Dataset items:
>>

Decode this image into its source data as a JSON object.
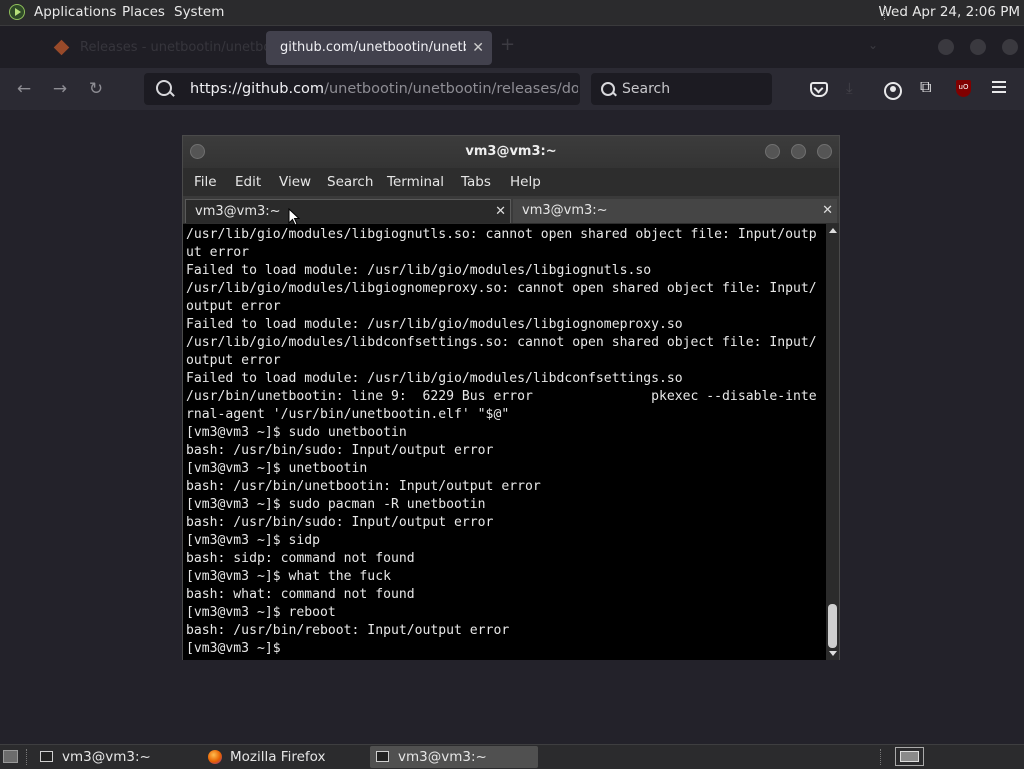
{
  "top_panel": {
    "menus": [
      "Applications",
      "Places",
      "System"
    ],
    "clock": "Wed Apr 24,  2:06 PM"
  },
  "firefox": {
    "inactive_tab_title": "Releases - unetbootin/unetbootin",
    "active_tab_title": "github.com/unetbootin/unetbootin",
    "url_host": "https://github.com",
    "url_path": "/unetbootin/unetbootin/releases/download",
    "search_placeholder": "Search"
  },
  "terminal": {
    "window_title": "vm3@vm3:~",
    "menu": [
      "File",
      "Edit",
      "View",
      "Search",
      "Terminal",
      "Tabs",
      "Help"
    ],
    "tabs": [
      {
        "label": "vm3@vm3:~",
        "active": true
      },
      {
        "label": "vm3@vm3:~",
        "active": false
      }
    ],
    "lines": [
      "/usr/lib/gio/modules/libgiognutls.so: cannot open shared object file: Input/outp",
      "ut error",
      "Failed to load module: /usr/lib/gio/modules/libgiognutls.so",
      "/usr/lib/gio/modules/libgiognomeproxy.so: cannot open shared object file: Input/",
      "output error",
      "Failed to load module: /usr/lib/gio/modules/libgiognomeproxy.so",
      "/usr/lib/gio/modules/libdconfsettings.so: cannot open shared object file: Input/",
      "output error",
      "Failed to load module: /usr/lib/gio/modules/libdconfsettings.so",
      "/usr/bin/unetbootin: line 9:  6229 Bus error               pkexec --disable-inte",
      "rnal-agent '/usr/bin/unetbootin.elf' \"$@\"",
      "[vm3@vm3 ~]$ sudo unetbootin",
      "bash: /usr/bin/sudo: Input/output error",
      "[vm3@vm3 ~]$ unetbootin",
      "bash: /usr/bin/unetbootin: Input/output error",
      "[vm3@vm3 ~]$ sudo pacman -R unetbootin",
      "bash: /usr/bin/sudo: Input/output error",
      "[vm3@vm3 ~]$ sidp",
      "bash: sidp: command not found",
      "[vm3@vm3 ~]$ what the fuck",
      "bash: what: command not found",
      "[vm3@vm3 ~]$ reboot",
      "bash: /usr/bin/reboot: Input/output error",
      "[vm3@vm3 ~]$"
    ]
  },
  "taskbar": {
    "items": [
      {
        "label": "vm3@vm3:~",
        "icon": "terminal-icon",
        "active": false
      },
      {
        "label": "Mozilla Firefox",
        "icon": "firefox-icon",
        "active": false
      },
      {
        "label": "vm3@vm3:~",
        "icon": "terminal-icon",
        "active": true
      }
    ]
  }
}
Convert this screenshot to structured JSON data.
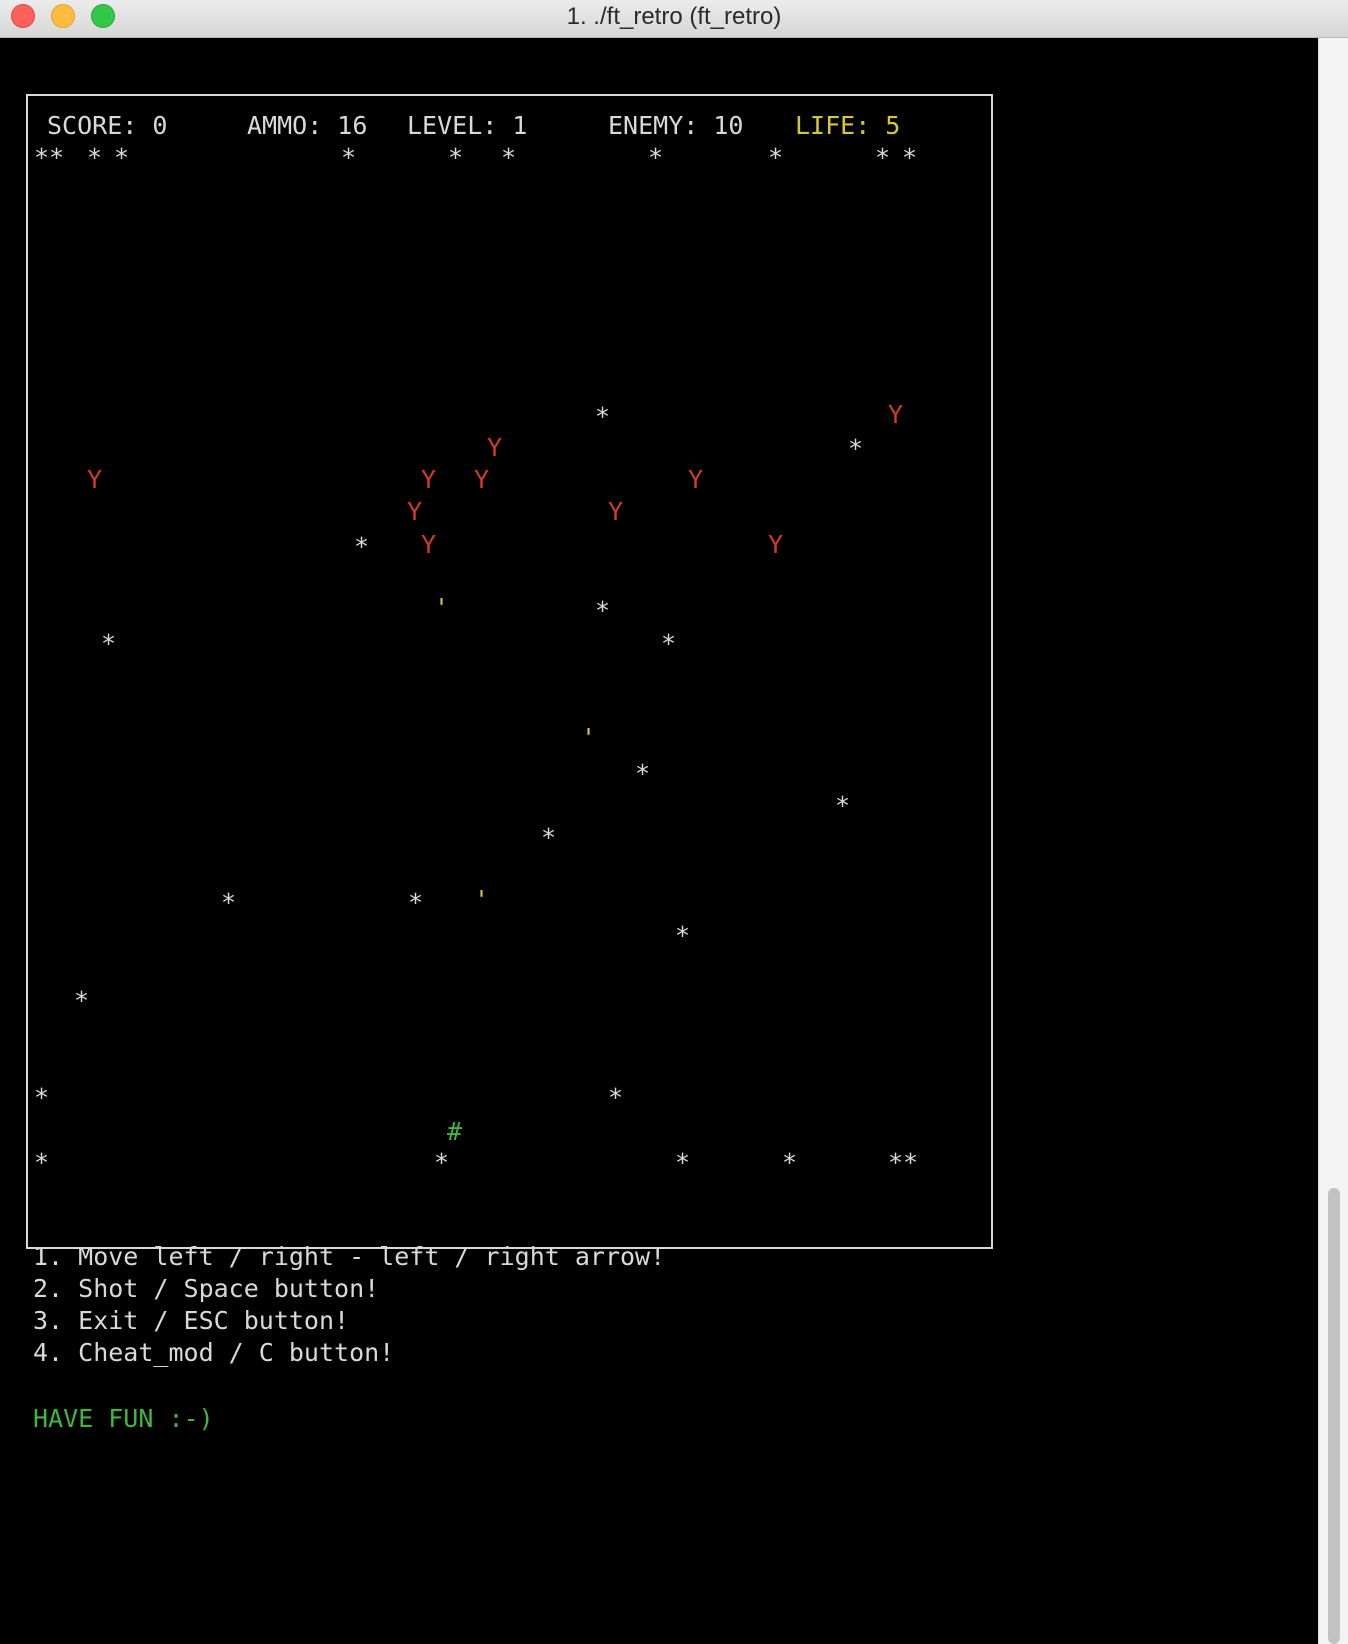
{
  "window": {
    "title": "1. ./ft_retro (ft_retro)"
  },
  "hud": {
    "score": "SCORE: 0",
    "ammo": "AMMO: 16",
    "level": "LEVEL: 1",
    "enemy": "ENEMY: 10",
    "life": "LIFE: 5"
  },
  "glyphs": {
    "star": "*",
    "double_star": "**",
    "enemy": "Y",
    "bullet": "'",
    "player": "#"
  },
  "instructions": [
    "1. Move left / right - left / right arrow!",
    "2. Shot / Space button!",
    "3. Exit / ESC button!",
    "4. Cheat_mod / C button!"
  ],
  "have_fun": "HAVE FUN :-)",
  "colors": {
    "background": "#000000",
    "text": "#d9d9d9",
    "enemy": "#d23a2a",
    "life": "#d6c737",
    "player": "#3fb73f"
  }
}
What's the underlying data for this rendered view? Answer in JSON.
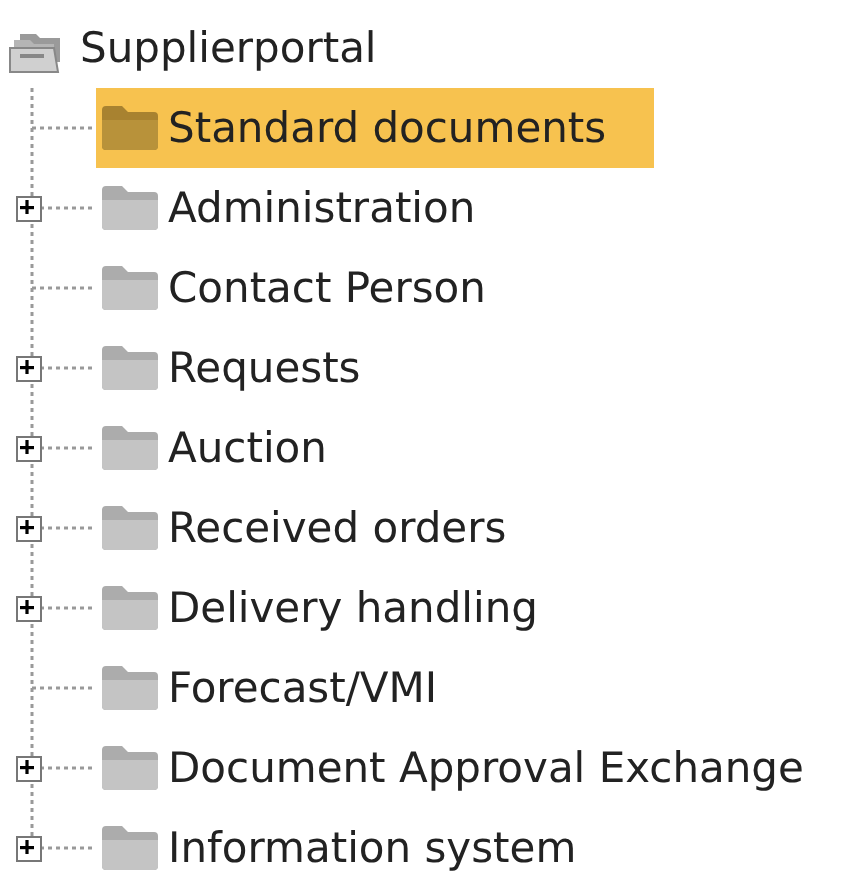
{
  "tree": {
    "label": "Supplierportal",
    "children": [
      {
        "label": "Standard documents",
        "kind": "leaf",
        "selected": true
      },
      {
        "label": "Administration",
        "kind": "branch",
        "expanded": false,
        "selected": false
      },
      {
        "label": "Contact Person",
        "kind": "leaf",
        "selected": false
      },
      {
        "label": "Requests",
        "kind": "branch",
        "expanded": false,
        "selected": false
      },
      {
        "label": "Auction",
        "kind": "branch",
        "expanded": false,
        "selected": false
      },
      {
        "label": "Received orders",
        "kind": "branch",
        "expanded": false,
        "selected": false
      },
      {
        "label": "Delivery handling",
        "kind": "branch",
        "expanded": false,
        "selected": false
      },
      {
        "label": "Forecast/VMI",
        "kind": "leaf",
        "selected": false
      },
      {
        "label": "Document Approval Exchange",
        "kind": "branch",
        "expanded": false,
        "selected": false
      },
      {
        "label": "Information system",
        "kind": "branch",
        "expanded": false,
        "selected": false
      }
    ]
  }
}
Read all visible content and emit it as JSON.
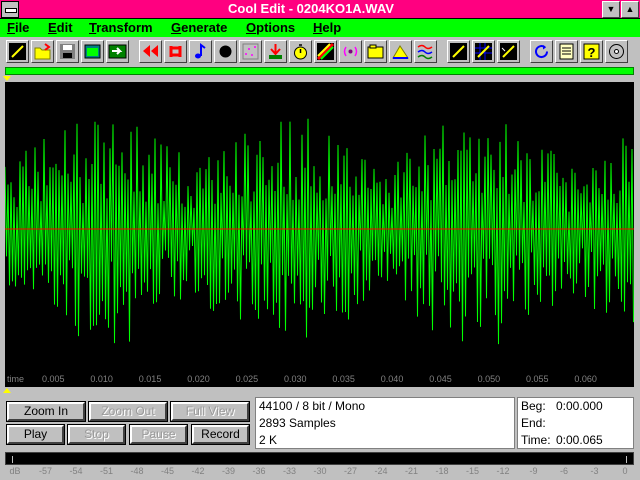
{
  "window": {
    "title": "Cool Edit - 0204KO1A.WAV",
    "minimize_glyph": "▼",
    "maximize_glyph": "▲"
  },
  "menu": [
    {
      "label": "File"
    },
    {
      "label": "Edit"
    },
    {
      "label": "Transform"
    },
    {
      "label": "Generate"
    },
    {
      "label": "Options"
    },
    {
      "label": "Help"
    }
  ],
  "toolbar": {
    "icons": [
      "new-icon",
      "open-icon",
      "save-icon",
      "window-icon",
      "insert-icon",
      "rewind-icon",
      "loop-icon",
      "note-icon",
      "record-dot-icon",
      "scatter-icon",
      "download-icon",
      "stopwatch-icon",
      "spectrum-icon",
      "broadcast-icon",
      "folder-icon",
      "envelope-icon",
      "waves-icon",
      "pencil-icon",
      "grid-icon",
      "pencil-check-icon",
      "refresh-icon",
      "notes-icon",
      "help-icon",
      "cd-icon"
    ]
  },
  "colors": {
    "title_bar": "#ff0080",
    "menu_bar": "#00ff00",
    "waveform": "#00ff00",
    "centerline": "#ff0000",
    "marker": "#ffff00"
  },
  "time_ruler": {
    "name": "time",
    "ticks": [
      "0.005",
      "0.010",
      "0.015",
      "0.020",
      "0.025",
      "0.030",
      "0.035",
      "0.040",
      "0.045",
      "0.050",
      "0.055",
      "0.060"
    ]
  },
  "buttons": {
    "zoom_in": "Zoom In",
    "zoom_out": "Zoom Out",
    "full_view": "Full View",
    "play": "Play",
    "stop": "Stop",
    "pause": "Pause",
    "record": "Record"
  },
  "info": {
    "format": "44100 / 8 bit / Mono",
    "samples": "2893 Samples",
    "size": "2 K"
  },
  "selection": {
    "beg_label": "Beg:",
    "beg_value": "0:00.000",
    "end_label": "End:",
    "end_value": "",
    "time_label": "Time:",
    "time_value": "0:00.065"
  },
  "level_scale": [
    "dB",
    "-57",
    "-54",
    "-51",
    "-48",
    "-45",
    "-42",
    "-39",
    "-36",
    "-33",
    "-30",
    "-27",
    "-24",
    "-21",
    "-18",
    "-15",
    "-12",
    "-9",
    "-6",
    "-3",
    "0"
  ]
}
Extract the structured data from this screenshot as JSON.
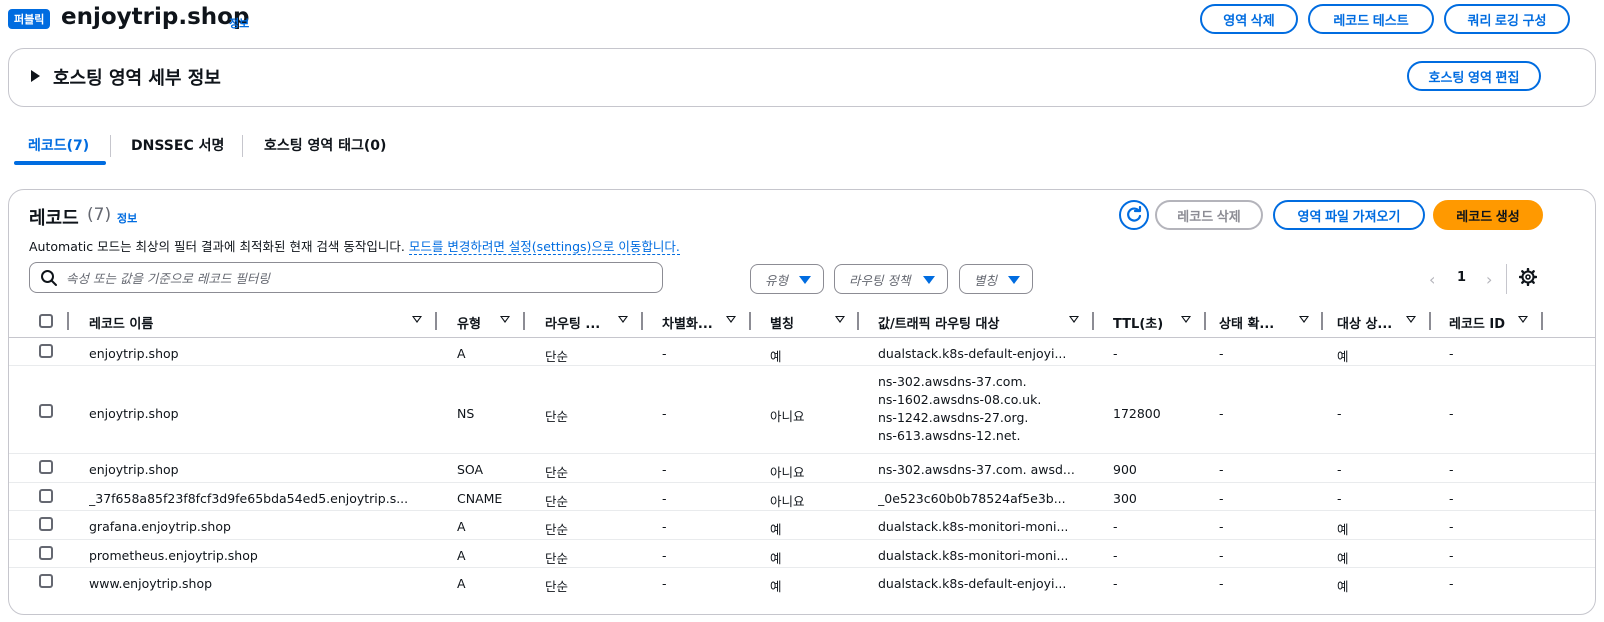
{
  "header": {
    "badge": "퍼블릭",
    "zone_name": "enjoytrip.shop",
    "info": "정보",
    "buttons": {
      "delete_zone": "영역 삭제",
      "test_record": "레코드 테스트",
      "query_logging": "쿼리 로깅 구성"
    }
  },
  "details": {
    "title": "호스팅 영역 세부 정보",
    "edit_button": "호스팅 영역 편집"
  },
  "tabs": [
    {
      "label": "레코드(7)",
      "active": true
    },
    {
      "label": "DNSSEC 서명",
      "active": false
    },
    {
      "label": "호스팅 영역 태그(0)",
      "active": false
    }
  ],
  "records": {
    "title": "레코드",
    "count": "(7)",
    "info": "정보",
    "description": "Automatic 모드는 최상의 필터 결과에 최적화된 현재 검색 동작입니다.",
    "description_link": "모드를 변경하려면 설정(settings)으로 이동합니다.",
    "buttons": {
      "delete_record": "레코드 삭제",
      "import_zone_file": "영역 파일 가져오기",
      "create_record": "레코드 생성"
    },
    "search_placeholder": "속성 또는 값을 기준으로 레코드 필터링",
    "filters": {
      "type": "유형",
      "routing_policy": "라우팅 정책",
      "alias": "별칭"
    },
    "page": "1",
    "columns": [
      "레코드 이름",
      "유형",
      "라우팅 ...",
      "차별화...",
      "별칭",
      "값/트래픽 라우팅 대상",
      "TTL(초)",
      "상태 확...",
      "대상 상...",
      "레코드 ID"
    ],
    "rows": [
      {
        "name": "enjoytrip.shop",
        "type": "A",
        "routing": "단순",
        "diff": "-",
        "alias": "예",
        "value": "dualstack.k8s-default-enjoyi...",
        "ttl": "-",
        "health": "-",
        "eval": "예",
        "id": "-"
      },
      {
        "name": "enjoytrip.shop",
        "type": "NS",
        "routing": "단순",
        "diff": "-",
        "alias": "아니요",
        "value": "ns-302.awsdns-37.com.\nns-1602.awsdns-08.co.uk.\nns-1242.awsdns-27.org.\nns-613.awsdns-12.net.",
        "ttl": "172800",
        "health": "-",
        "eval": "-",
        "id": "-"
      },
      {
        "name": "enjoytrip.shop",
        "type": "SOA",
        "routing": "단순",
        "diff": "-",
        "alias": "아니요",
        "value": "ns-302.awsdns-37.com. awsd...",
        "ttl": "900",
        "health": "-",
        "eval": "-",
        "id": "-"
      },
      {
        "name": "_37f658a85f23f8fcf3d9fe65bda54ed5.enjoytrip.s...",
        "type": "CNAME",
        "routing": "단순",
        "diff": "-",
        "alias": "아니요",
        "value": "_0e523c60b0b78524af5e3b...",
        "ttl": "300",
        "health": "-",
        "eval": "-",
        "id": "-"
      },
      {
        "name": "grafana.enjoytrip.shop",
        "type": "A",
        "routing": "단순",
        "diff": "-",
        "alias": "예",
        "value": "dualstack.k8s-monitori-moni...",
        "ttl": "-",
        "health": "-",
        "eval": "예",
        "id": "-"
      },
      {
        "name": "prometheus.enjoytrip.shop",
        "type": "A",
        "routing": "단순",
        "diff": "-",
        "alias": "예",
        "value": "dualstack.k8s-monitori-moni...",
        "ttl": "-",
        "health": "-",
        "eval": "예",
        "id": "-"
      },
      {
        "name": "www.enjoytrip.shop",
        "type": "A",
        "routing": "단순",
        "diff": "-",
        "alias": "예",
        "value": "dualstack.k8s-default-enjoyi...",
        "ttl": "-",
        "health": "-",
        "eval": "예",
        "id": "-"
      }
    ]
  }
}
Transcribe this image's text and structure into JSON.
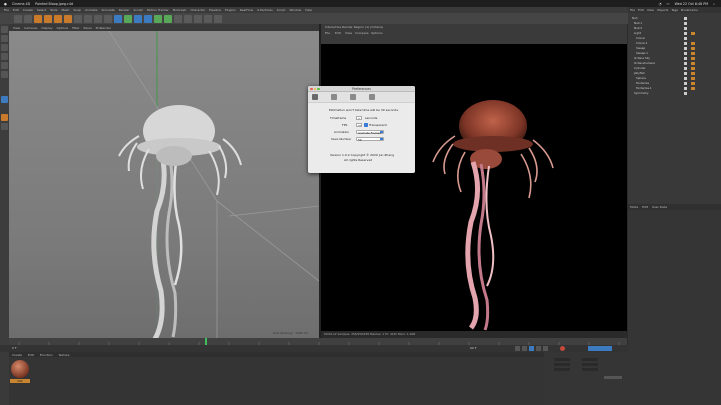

<<

What you need to do
Where a line contains the string "open", extract that line.

Right answer
      "/usr/lib/gio/modules/libgiognutls.so: cannot open shared object file: Input/outp",
      "/usr/lib/gio/modules/libgiognomeproxy.so: cannot open shared object file: Input/",
      "/usr/lib/gio/modules/libdconfsettings.so: cannot open shared object file: Input/",
      "open-icon",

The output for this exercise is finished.